━━━━━ Extracted information
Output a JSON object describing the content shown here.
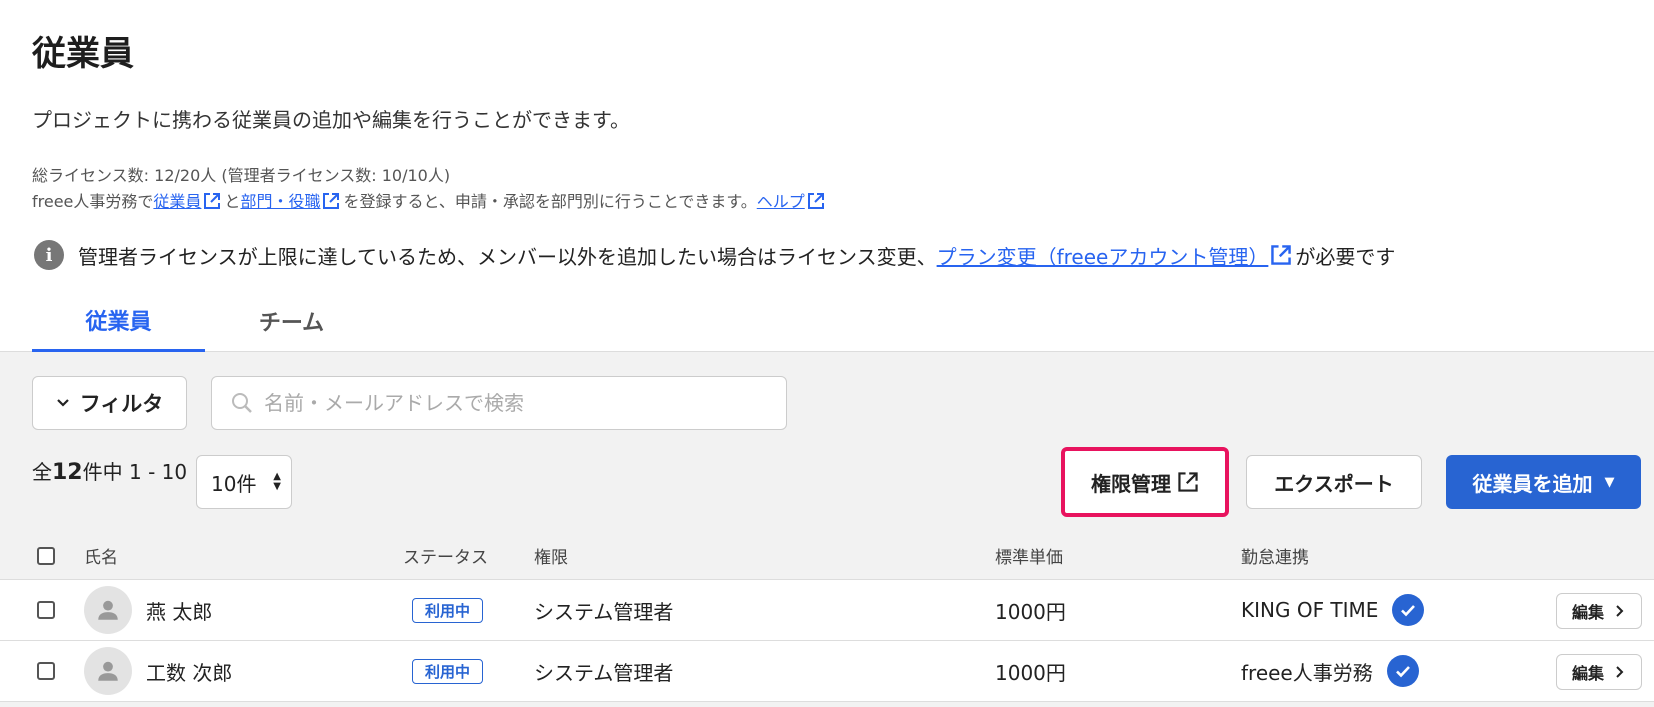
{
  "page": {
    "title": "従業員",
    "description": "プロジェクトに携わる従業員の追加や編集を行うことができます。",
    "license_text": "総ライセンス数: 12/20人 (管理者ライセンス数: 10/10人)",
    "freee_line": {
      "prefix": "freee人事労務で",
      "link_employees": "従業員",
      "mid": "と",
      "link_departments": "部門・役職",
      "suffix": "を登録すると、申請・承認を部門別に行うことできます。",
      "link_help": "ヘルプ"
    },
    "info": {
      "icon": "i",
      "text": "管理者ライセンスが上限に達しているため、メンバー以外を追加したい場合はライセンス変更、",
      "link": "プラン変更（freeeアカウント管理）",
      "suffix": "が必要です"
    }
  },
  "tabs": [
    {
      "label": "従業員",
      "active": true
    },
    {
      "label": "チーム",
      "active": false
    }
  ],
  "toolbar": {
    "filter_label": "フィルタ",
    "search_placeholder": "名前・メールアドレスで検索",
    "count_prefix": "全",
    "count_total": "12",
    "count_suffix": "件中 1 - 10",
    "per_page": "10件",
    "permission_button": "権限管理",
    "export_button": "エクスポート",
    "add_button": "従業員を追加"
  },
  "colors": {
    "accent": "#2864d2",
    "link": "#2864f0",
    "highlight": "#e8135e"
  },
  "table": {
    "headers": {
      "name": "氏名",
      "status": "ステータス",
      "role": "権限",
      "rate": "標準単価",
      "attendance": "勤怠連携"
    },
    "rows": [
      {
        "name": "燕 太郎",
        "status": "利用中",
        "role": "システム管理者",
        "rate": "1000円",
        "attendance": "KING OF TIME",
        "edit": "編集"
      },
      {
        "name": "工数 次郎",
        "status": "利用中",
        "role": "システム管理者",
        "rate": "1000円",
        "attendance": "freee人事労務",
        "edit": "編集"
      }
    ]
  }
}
━━━━━━━━━━
» What to produce
Restate each entry word for word, please, but drop any images it holds.

» Solution
Output a JSON object describing the content shown here.
{
  "page": {
    "title": "従業員",
    "description": "プロジェクトに携わる従業員の追加や編集を行うことができます。",
    "license_text": "総ライセンス数: 12/20人 (管理者ライセンス数: 10/10人)",
    "freee_line": {
      "prefix": "freee人事労務で",
      "link_employees": "従業員",
      "mid": "と",
      "link_departments": "部門・役職",
      "suffix": "を登録すると、申請・承認を部門別に行うことできます。",
      "link_help": "ヘルプ"
    },
    "info": {
      "icon": "i",
      "text": "管理者ライセンスが上限に達しているため、メンバー以外を追加したい場合はライセンス変更、",
      "link": "プラン変更（freeeアカウント管理）",
      "suffix": "が必要です"
    }
  },
  "tabs": [
    {
      "label": "従業員",
      "active": true
    },
    {
      "label": "チーム",
      "active": false
    }
  ],
  "toolbar": {
    "filter_label": "フィルタ",
    "search_placeholder": "名前・メールアドレスで検索",
    "count_prefix": "全",
    "count_total": "12",
    "count_suffix": "件中 1 - 10",
    "per_page": "10件",
    "permission_button": "権限管理",
    "export_button": "エクスポート",
    "add_button": "従業員を追加"
  },
  "colors": {
    "accent": "#2864d2",
    "link": "#2864f0",
    "highlight": "#e8135e"
  },
  "table": {
    "headers": {
      "name": "氏名",
      "status": "ステータス",
      "role": "権限",
      "rate": "標準単価",
      "attendance": "勤怠連携"
    },
    "rows": [
      {
        "name": "燕 太郎",
        "status": "利用中",
        "role": "システム管理者",
        "rate": "1000円",
        "attendance": "KING OF TIME",
        "edit": "編集"
      },
      {
        "name": "工数 次郎",
        "status": "利用中",
        "role": "システム管理者",
        "rate": "1000円",
        "attendance": "freee人事労務",
        "edit": "編集"
      }
    ]
  }
}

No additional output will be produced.